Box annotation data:
::::::
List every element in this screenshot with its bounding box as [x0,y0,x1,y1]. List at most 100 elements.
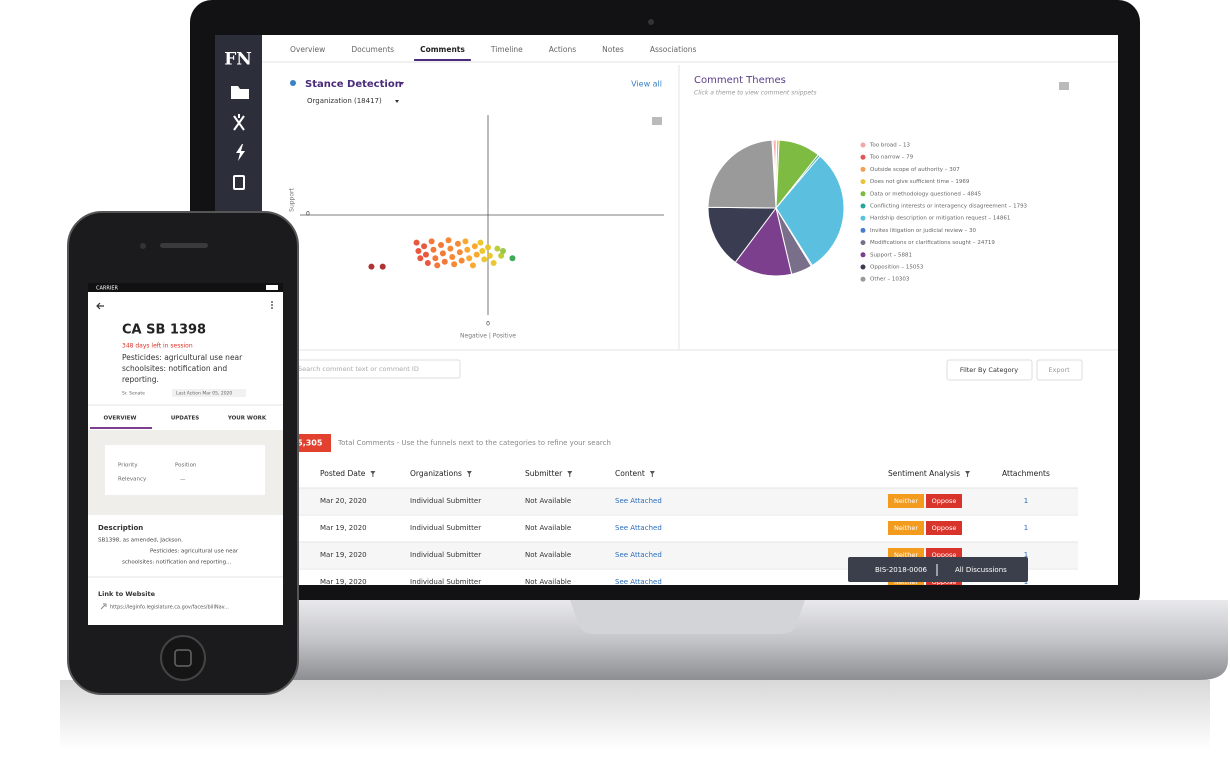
stance-point [473,251,480,258]
filter-funnel[interactable] [965,471,971,477]
nav-tab[interactable]: Actions [549,45,576,54]
stance-point [485,244,491,251]
stance-point [415,248,422,254]
view-all[interactable]: View all [631,80,662,89]
tag-oppose [926,521,962,535]
cell-link[interactable]: See Attached [615,578,662,586]
total-count: 25,305 [292,439,323,448]
icon-tools[interactable] [233,114,245,131]
stance-title[interactable]: Stance Detection [305,79,402,90]
phone-speaker [160,243,208,248]
nav-tab[interactable]: Notes [602,45,624,54]
tag-label: Neither [894,497,918,505]
filter-funnel[interactable] [567,471,573,477]
menu-icon[interactable] [652,117,662,125]
stance-point [424,260,431,266]
legend-label[interactable]: Conflicting interests or interagency dis… [870,204,1028,210]
column-header: Sentiment Analysis [888,469,960,478]
stance-point [494,245,501,252]
legend-label[interactable]: Too narrow – 79 [869,155,914,161]
pie-slice[interactable] [775,155,845,267]
caret[interactable] [400,82,404,85]
cell: Individual Submitter [410,497,481,505]
nav-tab[interactable]: Documents [351,45,394,54]
stance-point [479,248,486,254]
legend-label[interactable]: Other – 10303 [870,277,910,283]
nav-tab[interactable]: Timeline [490,45,523,54]
all-discussions[interactable]: All Discussions [955,566,1007,574]
column-header: Posted Date [320,469,366,478]
tag-label: Oppose [932,497,957,505]
legend-label[interactable]: Hardship description or mitigation reque… [870,216,1010,222]
filter-button[interactable] [946,359,1033,381]
legend-label[interactable]: Does not give sufficient time – 1969 [870,179,970,185]
cell-link[interactable]: See Attached [615,497,662,505]
nav-tab[interactable]: Comments [420,45,465,54]
nav-tab[interactable]: Overview [290,45,325,54]
filter-funnel[interactable] [466,471,472,477]
days-left: 348 days left in session [122,343,193,350]
back-arrow[interactable] [96,302,104,310]
legend-label[interactable]: Data or methodology questioned – 4845 [870,191,982,197]
link-url[interactable]: https://leginfo.legislature.ca.gov/faces… [110,605,229,611]
caret[interactable] [395,100,399,103]
legend-label[interactable]: Outside scope of authority – 307 [870,167,960,173]
legend-label[interactable]: Support – 5881 [870,252,912,258]
camera [648,19,654,25]
icon-bolt[interactable] [236,144,245,161]
icon-doc[interactable] [233,175,245,190]
tab-underline [90,427,152,429]
pie-slice[interactable] [734,206,793,277]
bill-summary: schoolsites: notification and [122,364,227,373]
description-heading: Description [98,524,143,532]
pie-slice[interactable] [707,139,777,209]
cell-link[interactable]: See Attached [615,524,662,532]
battery [266,285,278,290]
legend-label[interactable]: Modifications or clarifications sought –… [870,240,995,246]
phone-tab[interactable]: YOUR WORK [227,416,267,422]
footer-bar [848,557,1028,582]
overview-card [105,445,265,495]
legend-swatch [860,154,866,160]
home-button[interactable] [160,635,206,681]
stance-point [466,255,473,262]
stance-point [481,256,488,263]
docket-id[interactable]: BIS-2018-0006 [875,566,928,574]
attachments[interactable]: 1 [1024,497,1028,505]
legend-label[interactable]: Opposition – 15053 [870,265,924,271]
stance-filter[interactable]: Organization (18417) [307,97,382,105]
laptop-screen: FN Overview Documents Comments Timeline Acti… [215,35,1118,586]
legend-swatch [860,203,866,209]
stance-point [421,243,428,250]
cell-link[interactable]: See Attached [615,551,662,559]
stance-point [451,261,458,268]
phone-camera [140,243,146,249]
legend-label[interactable]: Too broad – 13 [869,143,911,149]
pie-slice[interactable] [707,206,777,264]
stance-point [438,242,444,248]
bill-summary: reporting. [122,375,159,384]
stance-point [449,254,456,260]
link-icon [100,603,107,610]
tag-neither [888,521,924,535]
phone-tab[interactable]: OVERVIEW [104,416,137,422]
column-header: Submitter [525,469,563,478]
stance-point [464,246,471,253]
cell: Not Available [525,578,571,586]
icon-folder[interactable] [231,86,249,99]
nav-tab[interactable]: Associations [650,45,697,54]
attachments[interactable]: 1 [1024,551,1028,559]
tag-oppose [926,494,962,508]
stance-point [439,250,446,257]
phone-tab[interactable]: UPDATES [171,416,199,422]
legend-label[interactable]: Invites litigation or judicial review – … [870,228,976,234]
stance-point [430,246,437,253]
menu-icon[interactable] [1059,82,1069,90]
export-button[interactable] [1036,359,1083,381]
attachments[interactable]: 1 [1024,524,1028,532]
stance-point [462,238,469,245]
filter-funnel[interactable] [370,471,376,477]
x-label: Negative | Positive [460,333,516,340]
filter-funnel[interactable] [649,471,655,477]
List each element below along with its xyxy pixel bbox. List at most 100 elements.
::::::
— Task directions —
Rewrite every line of the material above as a JSON list of strings, one string per line, and omit blank lines and the pictures.

— Expected output —
[
  "List every element in this screenshot with its bounding box as [x0,y0,x1,y1]. List at most 100 elements.",
  "stance-point [473,251,480,258]",
  "filter-funnel[interactable] [965,471,971,477]",
  "nav-tab[interactable]: Actions [549,45,576,54]",
  "stance-point [485,244,491,251]",
  "stance-point [415,248,422,254]",
  "view-all[interactable]: View all [631,80,662,89]",
  "tag-oppose [926,521,962,535]",
  "cell-link[interactable]: See Attached [615,578,662,586]",
  "total-count: 25,305 [292,439,323,448]",
  "icon-tools[interactable] [233,114,245,131]",
  "stance-title[interactable]: Stance Detection [305,79,402,90]",
  "phone-speaker [160,243,208,248]",
  "nav-tab[interactable]: Notes [602,45,624,54]",
  "tag-label: Neither [894,497,918,505]",
  "filter-funnel[interactable] [567,471,573,477]",
  "menu-icon[interactable] [652,117,662,125]",
  "stance-point [424,260,431,266]",
  "legend-label[interactable]: Conflicting interests or interagency dis… [870,204,1028,210]",
  "column-header: Sentiment Analysis [888,469,960,478]",
  "stance-point [494,245,501,252]",
  "legend-label[interactable]: Too narrow – 79 [869,155,914,161]",
  "pie-slice[interactable] [775,155,845,267]",
  "caret[interactable] [400,82,404,85]",
  "cell: Individual Submitter [410,497,481,505]",
  "nav-tab[interactable]: Documents [351,45,394,54]",
  "stance-point [479,248,486,254]",
  "legend-label[interactable]: Other – 10303 [870,277,910,283]",
  "nav-tab[interactable]: Timeline [490,45,523,54]",
  "all-discussions[interactable]: All Discussions [955,566,1007,574]",
  "column-header: Posted Date [320,469,366,478]",
  "tag-label: Oppose [932,497,957,505]",
  "legend-label[interactable]: Hardship description or mitigation reque… [870,216,1010,222]",
  "filter-button[interactable] [946,359,1033,381]",
  "legend-label[interactable]: Does not give sufficient time – 1969 [870,179,970,185]",
  "cell-link[interactable]: See Attached [615,497,662,505]",
  "nav-tab[interactable]: Comments [420,45,465,54]",
  "nav-tab[interactable]: Overview [290,45,325,54]",
  "filter-funnel[interactable] [466,471,472,477]",
  "days-left: 348 days left in session [122,343,193,350]",
  "back-arrow[interactable] [96,302,104,310]",
  "legend-label[interactable]: Data or methodology questioned – 4845 [870,191,982,197]",
  "link-url[interactable]: https://leginfo.legislature.ca.gov/faces… [110,605,229,611]",
  "caret[interactable] [395,100,399,103]",
  "legend-label[interactable]: Outside scope of authority – 307 [870,167,960,173]",
  "legend-label[interactable]: Support – 5881 [870,252,912,258]",
  "camera [648,19,654,25]",
  "icon-bolt[interactable] [236,144,245,161]",
  "icon-doc[interactable] [233,175,245,190]",
  "tab-underline [90,427,152,429]",
  "pie-slice[interactable] [734,206,793,277]",
  "bill-summary: schoolsites: notification and [122,364,227,373]",
  "description-heading: Description [98,524,143,532]",
  "pie-slice[interactable] [707,139,777,209]",
  "cell-link[interactable]: See Attached [615,524,662,532]",
  "battery [266,285,278,290]",
  "legend-label[interactable]: Modifications or clarifications sought –… [870,240,995,246]",
  "phone-tab[interactable]: YOUR WORK [227,416,267,422]",
  "footer-bar [848,557,1028,582]",
  "overview-card [105,445,265,495]",
  "legend-swatch [860,154,866,160]",
  "home-button[interactable] [160,635,206,681]",
  "stance-point [466,255,473,262]",
  "stance-point [481,256,488,263]",
  "docket-id[interactable]: BIS-2018-0006 [875,566,928,574]",
  "attachments[interactable]: 1 [1024,497,1028,505]",
  "legend-label[interactable]: Opposition – 15053 [870,265,924,271]",
  "stance-filter[interactable]: Organization (18417) [307,97,382,105]",
  "laptop-screen: FN Overview Documents Comments Timeline Acti… [215,35,1118,586]",
  "legend-swatch [860,203,866,209]",
  "stance-point [421,243,428,250]",
  "cell-link[interactable]: See Attached [615,551,662,559]",
  "stance-point [451,261,458,268]",
  "phone-camera [140,243,146,249]",
  "legend-label[interactable]: Too broad – 13 [869,143,911,149]",
  "pie-slice[interactable] [707,206,777,264]",
  "stance-point [438,242,444,248]",
  "bill-summary: reporting. [122,375,159,384]",
  "stance-point [449,254,456,260]",
  "link-icon [100,603,107,610]",
  "tag-neither [888,521,924,535]",
  "phone-tab[interactable]: OVERVIEW [104,416,137,422]",
  "column-header: Submitter [525,469,563,478]",
  "stance-point [464,246,471,253]",
  "cell: Not Available [525,578,571,586]",
  "icon-folder[interactable] [231,86,249,99]",
  "nav-tab[interactable]: Associations [650,45,697,54]",
  "attachments[interactable]: 1 [1024,551,1028,559]",
  "tag-oppose [926,494,962,508]",
  "stance-point [439,250,446,257]",
  "phone-tab[interactable]: UPDATES [171,416,199,422]",
  "legend-label[interactable]: Invites litigation or judicial review – … [870,228,976,234]",
  "stance-point [430,246,437,253]",
  "menu-icon[interactable] [1059,82,1069,90]",
  "export-button[interactable] [1036,359,1083,381]",
  "attachments[interactable]: 1 [1024,524,1028,532]",
  "stance-point [462,238,469,245]",
  "filter-funnel[interactable] [370,471,376,477]",
  "x-label: Negative | Positive [460,333,516,340]",
  "filter-funnel[interactable] [649,471,655,477]",
  "List each element below along with its xyxy pixel bbox. List at most 100 elements."
]